::: AVAILABLE RECORDS

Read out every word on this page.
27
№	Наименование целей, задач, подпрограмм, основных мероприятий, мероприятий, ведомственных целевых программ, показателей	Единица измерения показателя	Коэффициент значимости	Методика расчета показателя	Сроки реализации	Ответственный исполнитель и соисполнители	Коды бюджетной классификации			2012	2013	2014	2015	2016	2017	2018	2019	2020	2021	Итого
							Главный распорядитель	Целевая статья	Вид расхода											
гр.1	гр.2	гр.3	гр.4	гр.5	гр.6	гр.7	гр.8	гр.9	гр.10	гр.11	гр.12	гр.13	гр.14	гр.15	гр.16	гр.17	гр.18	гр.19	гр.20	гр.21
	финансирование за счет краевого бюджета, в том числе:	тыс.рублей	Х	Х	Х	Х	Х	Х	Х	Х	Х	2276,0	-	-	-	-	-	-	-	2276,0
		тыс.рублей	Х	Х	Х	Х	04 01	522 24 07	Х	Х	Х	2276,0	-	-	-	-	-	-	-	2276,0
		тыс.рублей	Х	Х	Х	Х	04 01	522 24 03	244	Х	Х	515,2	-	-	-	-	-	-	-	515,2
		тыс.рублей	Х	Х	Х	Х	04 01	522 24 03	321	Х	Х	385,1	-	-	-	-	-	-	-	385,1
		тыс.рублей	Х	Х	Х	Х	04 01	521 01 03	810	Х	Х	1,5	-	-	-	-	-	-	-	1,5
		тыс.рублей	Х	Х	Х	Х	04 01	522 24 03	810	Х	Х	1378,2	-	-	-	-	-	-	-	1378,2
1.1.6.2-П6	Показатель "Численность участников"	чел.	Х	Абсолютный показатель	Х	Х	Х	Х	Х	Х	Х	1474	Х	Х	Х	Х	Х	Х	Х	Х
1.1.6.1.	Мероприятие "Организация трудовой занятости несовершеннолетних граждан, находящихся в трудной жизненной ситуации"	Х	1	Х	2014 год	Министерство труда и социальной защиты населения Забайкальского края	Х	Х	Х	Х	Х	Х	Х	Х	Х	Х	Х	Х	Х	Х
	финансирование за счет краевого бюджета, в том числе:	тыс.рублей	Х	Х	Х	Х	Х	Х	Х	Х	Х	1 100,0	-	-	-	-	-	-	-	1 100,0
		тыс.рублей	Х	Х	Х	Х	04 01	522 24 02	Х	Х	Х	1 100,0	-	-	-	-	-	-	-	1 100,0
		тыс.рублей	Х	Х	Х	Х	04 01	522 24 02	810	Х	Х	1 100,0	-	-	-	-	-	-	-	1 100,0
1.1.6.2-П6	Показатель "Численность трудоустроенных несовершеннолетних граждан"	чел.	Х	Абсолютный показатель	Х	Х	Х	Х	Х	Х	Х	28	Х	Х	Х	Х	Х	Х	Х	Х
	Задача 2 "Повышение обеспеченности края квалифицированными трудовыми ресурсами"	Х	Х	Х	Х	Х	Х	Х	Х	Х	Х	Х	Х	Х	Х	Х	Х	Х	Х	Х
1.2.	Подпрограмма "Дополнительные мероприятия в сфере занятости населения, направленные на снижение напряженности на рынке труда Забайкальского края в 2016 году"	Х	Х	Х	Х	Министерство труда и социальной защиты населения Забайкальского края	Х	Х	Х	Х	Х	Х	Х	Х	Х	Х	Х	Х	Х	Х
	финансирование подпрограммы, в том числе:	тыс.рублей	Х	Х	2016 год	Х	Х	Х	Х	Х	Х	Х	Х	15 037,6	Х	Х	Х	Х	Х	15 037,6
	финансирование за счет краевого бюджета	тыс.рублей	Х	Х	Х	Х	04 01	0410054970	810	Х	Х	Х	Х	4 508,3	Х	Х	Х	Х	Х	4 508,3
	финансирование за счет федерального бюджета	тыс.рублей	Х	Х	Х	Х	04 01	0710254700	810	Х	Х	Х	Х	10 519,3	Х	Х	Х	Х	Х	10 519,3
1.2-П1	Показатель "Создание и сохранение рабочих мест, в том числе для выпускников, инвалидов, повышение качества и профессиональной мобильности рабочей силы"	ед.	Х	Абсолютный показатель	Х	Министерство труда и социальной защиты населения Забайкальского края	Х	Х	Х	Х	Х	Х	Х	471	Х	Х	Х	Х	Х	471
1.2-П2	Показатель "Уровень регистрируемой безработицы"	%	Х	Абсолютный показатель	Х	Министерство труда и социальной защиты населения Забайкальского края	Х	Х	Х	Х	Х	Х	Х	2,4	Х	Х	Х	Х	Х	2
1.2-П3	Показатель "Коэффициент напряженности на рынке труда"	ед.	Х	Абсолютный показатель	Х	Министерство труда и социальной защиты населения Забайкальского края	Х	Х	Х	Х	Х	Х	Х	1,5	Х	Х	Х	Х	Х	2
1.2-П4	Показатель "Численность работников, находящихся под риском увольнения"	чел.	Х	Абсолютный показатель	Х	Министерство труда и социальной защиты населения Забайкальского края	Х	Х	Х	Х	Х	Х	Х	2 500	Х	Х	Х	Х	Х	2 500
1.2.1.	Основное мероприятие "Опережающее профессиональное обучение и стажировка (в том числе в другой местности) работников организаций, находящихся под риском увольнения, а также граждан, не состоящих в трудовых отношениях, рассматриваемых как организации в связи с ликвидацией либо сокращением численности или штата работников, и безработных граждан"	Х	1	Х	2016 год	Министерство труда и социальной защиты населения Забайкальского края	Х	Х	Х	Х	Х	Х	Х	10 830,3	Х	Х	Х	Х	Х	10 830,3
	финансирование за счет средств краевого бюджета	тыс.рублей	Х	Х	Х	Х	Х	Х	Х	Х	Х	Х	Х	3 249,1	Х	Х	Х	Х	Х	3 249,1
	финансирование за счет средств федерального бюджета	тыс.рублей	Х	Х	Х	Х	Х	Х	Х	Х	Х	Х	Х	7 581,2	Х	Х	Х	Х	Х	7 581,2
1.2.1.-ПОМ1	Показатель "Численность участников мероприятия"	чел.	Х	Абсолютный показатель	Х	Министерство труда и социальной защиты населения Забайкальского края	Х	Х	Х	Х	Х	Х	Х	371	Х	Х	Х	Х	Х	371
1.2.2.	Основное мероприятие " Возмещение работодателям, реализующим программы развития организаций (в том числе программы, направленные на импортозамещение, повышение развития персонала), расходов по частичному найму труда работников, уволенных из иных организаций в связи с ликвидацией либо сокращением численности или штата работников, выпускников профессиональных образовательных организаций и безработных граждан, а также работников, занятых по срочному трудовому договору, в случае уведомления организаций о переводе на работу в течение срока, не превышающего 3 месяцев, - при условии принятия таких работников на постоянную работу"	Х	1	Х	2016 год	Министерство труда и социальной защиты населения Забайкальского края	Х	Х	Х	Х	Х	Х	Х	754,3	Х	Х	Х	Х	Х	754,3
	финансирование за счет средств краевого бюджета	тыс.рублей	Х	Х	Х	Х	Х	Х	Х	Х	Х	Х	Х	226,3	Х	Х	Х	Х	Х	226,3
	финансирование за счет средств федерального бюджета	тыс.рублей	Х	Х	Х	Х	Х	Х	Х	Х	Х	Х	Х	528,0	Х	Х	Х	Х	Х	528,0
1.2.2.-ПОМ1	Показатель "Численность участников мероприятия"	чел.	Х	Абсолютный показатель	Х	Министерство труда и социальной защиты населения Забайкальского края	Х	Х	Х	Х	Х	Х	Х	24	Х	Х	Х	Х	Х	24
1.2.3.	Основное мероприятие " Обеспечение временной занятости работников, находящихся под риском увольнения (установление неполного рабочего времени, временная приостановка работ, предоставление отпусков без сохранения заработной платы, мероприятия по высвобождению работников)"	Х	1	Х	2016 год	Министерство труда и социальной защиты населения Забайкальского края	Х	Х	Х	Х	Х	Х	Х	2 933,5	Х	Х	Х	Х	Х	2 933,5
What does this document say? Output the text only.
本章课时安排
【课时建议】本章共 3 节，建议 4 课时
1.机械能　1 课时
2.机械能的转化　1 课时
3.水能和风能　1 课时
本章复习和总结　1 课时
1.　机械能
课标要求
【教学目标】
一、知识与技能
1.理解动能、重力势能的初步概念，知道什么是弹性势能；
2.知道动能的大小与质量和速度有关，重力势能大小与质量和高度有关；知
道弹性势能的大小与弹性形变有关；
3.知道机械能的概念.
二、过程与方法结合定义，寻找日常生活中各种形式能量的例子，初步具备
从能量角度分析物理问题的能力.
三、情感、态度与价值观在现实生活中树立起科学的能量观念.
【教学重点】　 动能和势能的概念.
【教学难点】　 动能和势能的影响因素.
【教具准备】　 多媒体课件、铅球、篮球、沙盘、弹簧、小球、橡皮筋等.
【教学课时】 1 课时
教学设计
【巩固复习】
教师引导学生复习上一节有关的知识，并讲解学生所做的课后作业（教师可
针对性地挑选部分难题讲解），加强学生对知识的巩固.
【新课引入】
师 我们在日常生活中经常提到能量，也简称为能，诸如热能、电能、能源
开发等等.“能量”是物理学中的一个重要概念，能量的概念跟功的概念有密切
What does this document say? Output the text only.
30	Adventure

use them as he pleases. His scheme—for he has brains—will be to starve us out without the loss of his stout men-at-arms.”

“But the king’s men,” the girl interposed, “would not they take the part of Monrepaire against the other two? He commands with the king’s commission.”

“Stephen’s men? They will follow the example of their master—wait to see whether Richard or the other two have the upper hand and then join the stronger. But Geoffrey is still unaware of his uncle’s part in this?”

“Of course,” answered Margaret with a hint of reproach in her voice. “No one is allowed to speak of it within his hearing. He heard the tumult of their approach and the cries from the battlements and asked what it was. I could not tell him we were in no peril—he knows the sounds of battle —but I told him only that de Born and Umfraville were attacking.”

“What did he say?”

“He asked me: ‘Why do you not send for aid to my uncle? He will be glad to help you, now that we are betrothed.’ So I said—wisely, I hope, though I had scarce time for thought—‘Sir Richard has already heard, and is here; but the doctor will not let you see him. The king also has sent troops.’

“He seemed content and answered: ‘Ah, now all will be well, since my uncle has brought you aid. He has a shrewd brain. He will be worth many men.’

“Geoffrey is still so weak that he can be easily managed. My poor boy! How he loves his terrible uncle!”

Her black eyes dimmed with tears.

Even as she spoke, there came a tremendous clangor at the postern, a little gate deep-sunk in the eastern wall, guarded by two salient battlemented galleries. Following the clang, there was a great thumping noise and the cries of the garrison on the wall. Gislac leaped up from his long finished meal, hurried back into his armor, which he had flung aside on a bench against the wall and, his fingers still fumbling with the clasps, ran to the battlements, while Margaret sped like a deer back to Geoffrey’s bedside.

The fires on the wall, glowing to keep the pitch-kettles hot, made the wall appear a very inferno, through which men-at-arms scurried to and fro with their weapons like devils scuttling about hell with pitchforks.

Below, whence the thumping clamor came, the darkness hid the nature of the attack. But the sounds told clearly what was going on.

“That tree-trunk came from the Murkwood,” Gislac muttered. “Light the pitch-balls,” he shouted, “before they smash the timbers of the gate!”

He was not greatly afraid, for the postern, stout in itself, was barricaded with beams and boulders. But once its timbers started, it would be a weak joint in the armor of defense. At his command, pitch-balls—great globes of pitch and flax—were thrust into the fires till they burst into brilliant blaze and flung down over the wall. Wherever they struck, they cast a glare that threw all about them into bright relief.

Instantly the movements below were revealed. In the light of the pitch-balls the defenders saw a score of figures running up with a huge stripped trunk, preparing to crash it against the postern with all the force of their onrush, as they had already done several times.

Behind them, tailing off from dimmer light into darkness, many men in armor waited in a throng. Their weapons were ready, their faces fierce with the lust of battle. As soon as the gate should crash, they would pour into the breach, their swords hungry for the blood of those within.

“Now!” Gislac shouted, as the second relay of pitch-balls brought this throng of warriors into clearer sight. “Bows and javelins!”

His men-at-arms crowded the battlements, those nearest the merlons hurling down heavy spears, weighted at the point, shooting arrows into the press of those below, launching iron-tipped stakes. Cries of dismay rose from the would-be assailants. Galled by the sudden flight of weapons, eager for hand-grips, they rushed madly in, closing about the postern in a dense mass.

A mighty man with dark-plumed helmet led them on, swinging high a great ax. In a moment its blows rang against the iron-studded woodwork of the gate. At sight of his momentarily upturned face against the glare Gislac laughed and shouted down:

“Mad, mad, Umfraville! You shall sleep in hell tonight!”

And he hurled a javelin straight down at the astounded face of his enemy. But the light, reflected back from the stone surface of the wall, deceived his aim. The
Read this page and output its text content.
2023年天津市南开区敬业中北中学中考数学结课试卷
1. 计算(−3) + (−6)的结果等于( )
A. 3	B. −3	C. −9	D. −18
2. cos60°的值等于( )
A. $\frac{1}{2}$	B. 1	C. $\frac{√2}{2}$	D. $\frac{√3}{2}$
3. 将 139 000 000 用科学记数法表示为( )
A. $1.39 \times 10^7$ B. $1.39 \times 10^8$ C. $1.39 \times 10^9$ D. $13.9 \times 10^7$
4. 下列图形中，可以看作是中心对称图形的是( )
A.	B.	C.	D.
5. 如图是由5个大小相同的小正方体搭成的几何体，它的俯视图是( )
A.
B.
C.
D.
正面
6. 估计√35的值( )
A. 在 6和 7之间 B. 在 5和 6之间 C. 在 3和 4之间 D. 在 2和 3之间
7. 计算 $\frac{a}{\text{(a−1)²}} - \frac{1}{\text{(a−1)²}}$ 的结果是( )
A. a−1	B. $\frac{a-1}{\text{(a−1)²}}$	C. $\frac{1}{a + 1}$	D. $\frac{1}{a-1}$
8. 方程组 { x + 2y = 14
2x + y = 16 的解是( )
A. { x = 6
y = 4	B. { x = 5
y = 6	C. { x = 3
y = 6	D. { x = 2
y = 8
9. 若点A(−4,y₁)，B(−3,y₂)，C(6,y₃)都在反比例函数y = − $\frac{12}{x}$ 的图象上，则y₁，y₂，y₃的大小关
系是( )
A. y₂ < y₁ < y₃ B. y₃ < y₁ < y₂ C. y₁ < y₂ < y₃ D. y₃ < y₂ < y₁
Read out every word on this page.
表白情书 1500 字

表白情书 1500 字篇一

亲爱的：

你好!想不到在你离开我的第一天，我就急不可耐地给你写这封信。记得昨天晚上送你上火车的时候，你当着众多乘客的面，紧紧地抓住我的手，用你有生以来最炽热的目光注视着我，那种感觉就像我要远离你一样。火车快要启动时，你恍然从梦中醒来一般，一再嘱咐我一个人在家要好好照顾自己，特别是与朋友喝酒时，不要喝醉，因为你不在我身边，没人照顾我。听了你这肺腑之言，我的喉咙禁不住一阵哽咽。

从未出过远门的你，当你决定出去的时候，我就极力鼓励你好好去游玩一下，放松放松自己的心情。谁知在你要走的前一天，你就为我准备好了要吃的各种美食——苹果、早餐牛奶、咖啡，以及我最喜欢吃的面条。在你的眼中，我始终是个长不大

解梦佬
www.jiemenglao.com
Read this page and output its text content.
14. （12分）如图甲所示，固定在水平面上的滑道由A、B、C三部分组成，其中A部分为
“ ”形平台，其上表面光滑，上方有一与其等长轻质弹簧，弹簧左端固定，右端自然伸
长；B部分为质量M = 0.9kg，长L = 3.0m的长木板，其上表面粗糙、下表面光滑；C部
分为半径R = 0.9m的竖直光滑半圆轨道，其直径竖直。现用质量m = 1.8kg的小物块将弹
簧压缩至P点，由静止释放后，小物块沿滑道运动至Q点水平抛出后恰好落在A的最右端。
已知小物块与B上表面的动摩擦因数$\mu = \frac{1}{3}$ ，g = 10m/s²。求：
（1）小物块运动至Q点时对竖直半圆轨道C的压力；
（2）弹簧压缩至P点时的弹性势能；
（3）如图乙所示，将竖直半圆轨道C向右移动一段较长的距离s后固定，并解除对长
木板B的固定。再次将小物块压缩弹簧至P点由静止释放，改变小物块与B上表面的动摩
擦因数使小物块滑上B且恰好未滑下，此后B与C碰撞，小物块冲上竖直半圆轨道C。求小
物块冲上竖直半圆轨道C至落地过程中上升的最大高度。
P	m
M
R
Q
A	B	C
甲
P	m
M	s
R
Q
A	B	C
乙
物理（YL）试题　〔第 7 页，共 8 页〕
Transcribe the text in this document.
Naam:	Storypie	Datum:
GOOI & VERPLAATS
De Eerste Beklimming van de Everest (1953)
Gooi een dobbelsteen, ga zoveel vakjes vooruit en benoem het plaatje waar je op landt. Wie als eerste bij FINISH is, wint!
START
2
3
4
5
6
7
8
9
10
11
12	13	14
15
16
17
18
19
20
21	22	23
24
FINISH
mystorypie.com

::::::

### [THE EXERCISE]
Exactly and exclusively, repeat the lines from the line that contains "Transcribe the text in this document." through the end of the records, both ends included.

### [OUTPUT FOR THIS TASK]
Transcribe the text in this document.
Naam:	Storypie	Datum:
GOOI & VERPLAATS
De Eerste Beklimming van de Everest (1953)
Gooi een dobbelsteen, ga zoveel vakjes vooruit en benoem het plaatje waar je op landt. Wie als eerste bij FINISH is, wint!
START
2
3
4
5
6
7
8
9
10
11
12	13	14
15
16
17
18
19
20
21	22	23
24
FINISH
mystorypie.com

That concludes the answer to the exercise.